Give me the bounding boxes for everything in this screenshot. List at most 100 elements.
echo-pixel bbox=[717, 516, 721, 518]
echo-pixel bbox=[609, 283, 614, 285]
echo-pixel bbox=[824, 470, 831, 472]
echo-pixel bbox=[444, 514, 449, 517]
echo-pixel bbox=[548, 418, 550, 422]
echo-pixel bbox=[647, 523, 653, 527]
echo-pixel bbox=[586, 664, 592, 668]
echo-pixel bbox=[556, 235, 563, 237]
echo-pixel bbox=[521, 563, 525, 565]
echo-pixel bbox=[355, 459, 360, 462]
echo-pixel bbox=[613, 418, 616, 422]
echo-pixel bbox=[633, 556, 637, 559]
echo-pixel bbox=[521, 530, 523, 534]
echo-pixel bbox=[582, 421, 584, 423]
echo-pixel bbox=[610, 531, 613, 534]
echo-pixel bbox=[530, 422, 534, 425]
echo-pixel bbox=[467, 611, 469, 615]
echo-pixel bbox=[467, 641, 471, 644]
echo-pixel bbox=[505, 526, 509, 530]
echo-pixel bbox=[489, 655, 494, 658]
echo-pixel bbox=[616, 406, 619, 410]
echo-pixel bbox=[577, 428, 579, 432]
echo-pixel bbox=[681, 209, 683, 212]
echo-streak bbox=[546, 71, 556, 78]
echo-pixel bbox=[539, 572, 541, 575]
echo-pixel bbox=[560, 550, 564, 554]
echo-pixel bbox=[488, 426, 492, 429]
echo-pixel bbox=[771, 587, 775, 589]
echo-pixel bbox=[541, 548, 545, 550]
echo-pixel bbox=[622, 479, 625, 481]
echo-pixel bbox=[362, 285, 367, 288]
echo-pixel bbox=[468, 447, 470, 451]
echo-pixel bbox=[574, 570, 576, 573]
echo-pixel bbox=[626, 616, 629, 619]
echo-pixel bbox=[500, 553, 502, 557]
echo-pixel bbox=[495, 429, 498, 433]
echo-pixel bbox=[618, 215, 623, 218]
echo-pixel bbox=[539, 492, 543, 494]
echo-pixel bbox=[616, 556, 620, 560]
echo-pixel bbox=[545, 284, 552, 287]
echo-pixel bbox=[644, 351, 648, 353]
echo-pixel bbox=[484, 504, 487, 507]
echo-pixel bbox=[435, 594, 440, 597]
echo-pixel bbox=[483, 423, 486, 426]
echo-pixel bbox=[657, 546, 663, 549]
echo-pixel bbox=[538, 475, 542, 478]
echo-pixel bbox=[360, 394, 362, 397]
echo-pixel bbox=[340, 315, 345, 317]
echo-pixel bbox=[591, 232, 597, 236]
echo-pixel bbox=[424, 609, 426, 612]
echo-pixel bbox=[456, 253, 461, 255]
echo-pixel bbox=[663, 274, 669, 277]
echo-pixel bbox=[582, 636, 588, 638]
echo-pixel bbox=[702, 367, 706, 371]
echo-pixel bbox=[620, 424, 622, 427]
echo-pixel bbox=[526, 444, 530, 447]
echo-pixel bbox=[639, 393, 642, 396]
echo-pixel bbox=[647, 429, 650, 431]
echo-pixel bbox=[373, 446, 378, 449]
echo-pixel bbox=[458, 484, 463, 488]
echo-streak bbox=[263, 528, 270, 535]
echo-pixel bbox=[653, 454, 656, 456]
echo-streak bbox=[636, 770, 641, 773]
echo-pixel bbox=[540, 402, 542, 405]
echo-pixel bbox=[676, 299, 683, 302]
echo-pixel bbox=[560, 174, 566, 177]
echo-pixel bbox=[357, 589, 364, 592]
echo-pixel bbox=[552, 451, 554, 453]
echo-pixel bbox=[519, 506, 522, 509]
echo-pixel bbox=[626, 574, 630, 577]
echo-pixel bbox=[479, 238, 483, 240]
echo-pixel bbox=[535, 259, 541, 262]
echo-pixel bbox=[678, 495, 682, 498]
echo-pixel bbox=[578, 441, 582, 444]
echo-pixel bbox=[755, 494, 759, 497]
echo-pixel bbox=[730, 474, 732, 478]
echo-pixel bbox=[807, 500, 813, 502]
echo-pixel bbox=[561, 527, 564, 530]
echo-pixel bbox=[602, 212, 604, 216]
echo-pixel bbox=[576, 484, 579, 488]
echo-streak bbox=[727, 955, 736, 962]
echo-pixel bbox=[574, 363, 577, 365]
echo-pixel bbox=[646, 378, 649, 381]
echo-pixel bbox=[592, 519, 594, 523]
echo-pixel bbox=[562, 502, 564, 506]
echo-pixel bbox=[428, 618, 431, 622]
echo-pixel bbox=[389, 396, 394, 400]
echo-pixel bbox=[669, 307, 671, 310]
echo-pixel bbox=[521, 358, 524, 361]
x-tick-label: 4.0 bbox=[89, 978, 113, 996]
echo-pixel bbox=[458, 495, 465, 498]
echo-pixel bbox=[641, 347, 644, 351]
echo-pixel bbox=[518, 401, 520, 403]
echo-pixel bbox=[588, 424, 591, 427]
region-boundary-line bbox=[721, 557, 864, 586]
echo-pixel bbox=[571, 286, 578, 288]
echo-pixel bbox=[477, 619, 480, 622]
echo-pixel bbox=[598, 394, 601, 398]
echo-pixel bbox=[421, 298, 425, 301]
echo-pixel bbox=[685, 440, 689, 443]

________________

#### What to do:
Reproduce all of the records above verbatim, line by line.

#### Solution for this task:
Give me the bounding boxes for everything in this screenshot. List at most 100 elements.
echo-pixel bbox=[717, 516, 721, 518]
echo-pixel bbox=[609, 283, 614, 285]
echo-pixel bbox=[824, 470, 831, 472]
echo-pixel bbox=[444, 514, 449, 517]
echo-pixel bbox=[548, 418, 550, 422]
echo-pixel bbox=[647, 523, 653, 527]
echo-pixel bbox=[586, 664, 592, 668]
echo-pixel bbox=[556, 235, 563, 237]
echo-pixel bbox=[521, 563, 525, 565]
echo-pixel bbox=[355, 459, 360, 462]
echo-pixel bbox=[613, 418, 616, 422]
echo-pixel bbox=[633, 556, 637, 559]
echo-pixel bbox=[521, 530, 523, 534]
echo-pixel bbox=[582, 421, 584, 423]
echo-pixel bbox=[610, 531, 613, 534]
echo-pixel bbox=[530, 422, 534, 425]
echo-pixel bbox=[467, 611, 469, 615]
echo-pixel bbox=[467, 641, 471, 644]
echo-pixel bbox=[505, 526, 509, 530]
echo-pixel bbox=[489, 655, 494, 658]
echo-pixel bbox=[616, 406, 619, 410]
echo-pixel bbox=[577, 428, 579, 432]
echo-pixel bbox=[681, 209, 683, 212]
echo-streak bbox=[546, 71, 556, 78]
echo-pixel bbox=[539, 572, 541, 575]
echo-pixel bbox=[560, 550, 564, 554]
echo-pixel bbox=[488, 426, 492, 429]
echo-pixel bbox=[771, 587, 775, 589]
echo-pixel bbox=[541, 548, 545, 550]
echo-pixel bbox=[622, 479, 625, 481]
echo-pixel bbox=[362, 285, 367, 288]
echo-pixel bbox=[468, 447, 470, 451]
echo-pixel bbox=[574, 570, 576, 573]
echo-pixel bbox=[626, 616, 629, 619]
echo-pixel bbox=[500, 553, 502, 557]
echo-pixel bbox=[495, 429, 498, 433]
echo-pixel bbox=[618, 215, 623, 218]
echo-pixel bbox=[539, 492, 543, 494]
echo-pixel bbox=[616, 556, 620, 560]
echo-pixel bbox=[545, 284, 552, 287]
echo-pixel bbox=[644, 351, 648, 353]
echo-pixel bbox=[484, 504, 487, 507]
echo-pixel bbox=[435, 594, 440, 597]
echo-pixel bbox=[483, 423, 486, 426]
echo-pixel bbox=[657, 546, 663, 549]
echo-pixel bbox=[538, 475, 542, 478]
echo-pixel bbox=[360, 394, 362, 397]
echo-pixel bbox=[340, 315, 345, 317]
echo-pixel bbox=[591, 232, 597, 236]
echo-pixel bbox=[424, 609, 426, 612]
echo-pixel bbox=[456, 253, 461, 255]
echo-pixel bbox=[663, 274, 669, 277]
echo-pixel bbox=[582, 636, 588, 638]
echo-pixel bbox=[702, 367, 706, 371]
echo-pixel bbox=[620, 424, 622, 427]
echo-pixel bbox=[526, 444, 530, 447]
echo-pixel bbox=[639, 393, 642, 396]
echo-pixel bbox=[647, 429, 650, 431]
echo-pixel bbox=[373, 446, 378, 449]
echo-pixel bbox=[458, 484, 463, 488]
echo-streak bbox=[263, 528, 270, 535]
echo-pixel bbox=[653, 454, 656, 456]
echo-streak bbox=[636, 770, 641, 773]
echo-pixel bbox=[540, 402, 542, 405]
echo-pixel bbox=[676, 299, 683, 302]
echo-pixel bbox=[560, 174, 566, 177]
echo-pixel bbox=[357, 589, 364, 592]
echo-pixel bbox=[552, 451, 554, 453]
echo-pixel bbox=[519, 506, 522, 509]
echo-pixel bbox=[626, 574, 630, 577]
echo-pixel bbox=[479, 238, 483, 240]
echo-pixel bbox=[535, 259, 541, 262]
echo-pixel bbox=[678, 495, 682, 498]
echo-pixel bbox=[578, 441, 582, 444]
echo-pixel bbox=[755, 494, 759, 497]
echo-pixel bbox=[730, 474, 732, 478]
echo-pixel bbox=[807, 500, 813, 502]
echo-pixel bbox=[561, 527, 564, 530]
echo-pixel bbox=[602, 212, 604, 216]
echo-pixel bbox=[576, 484, 579, 488]
echo-streak bbox=[727, 955, 736, 962]
echo-pixel bbox=[574, 363, 577, 365]
echo-pixel bbox=[646, 378, 649, 381]
echo-pixel bbox=[592, 519, 594, 523]
echo-pixel bbox=[562, 502, 564, 506]
echo-pixel bbox=[428, 618, 431, 622]
echo-pixel bbox=[389, 396, 394, 400]
echo-pixel bbox=[669, 307, 671, 310]
echo-pixel bbox=[521, 358, 524, 361]
x-tick-label: 4.0 bbox=[89, 978, 113, 996]
echo-pixel bbox=[458, 495, 465, 498]
echo-pixel bbox=[641, 347, 644, 351]
echo-pixel bbox=[518, 401, 520, 403]
echo-pixel bbox=[588, 424, 591, 427]
region-boundary-line bbox=[721, 557, 864, 586]
echo-pixel bbox=[571, 286, 578, 288]
echo-pixel bbox=[477, 619, 480, 622]
echo-pixel bbox=[598, 394, 601, 398]
echo-pixel bbox=[421, 298, 425, 301]
echo-pixel bbox=[685, 440, 689, 443]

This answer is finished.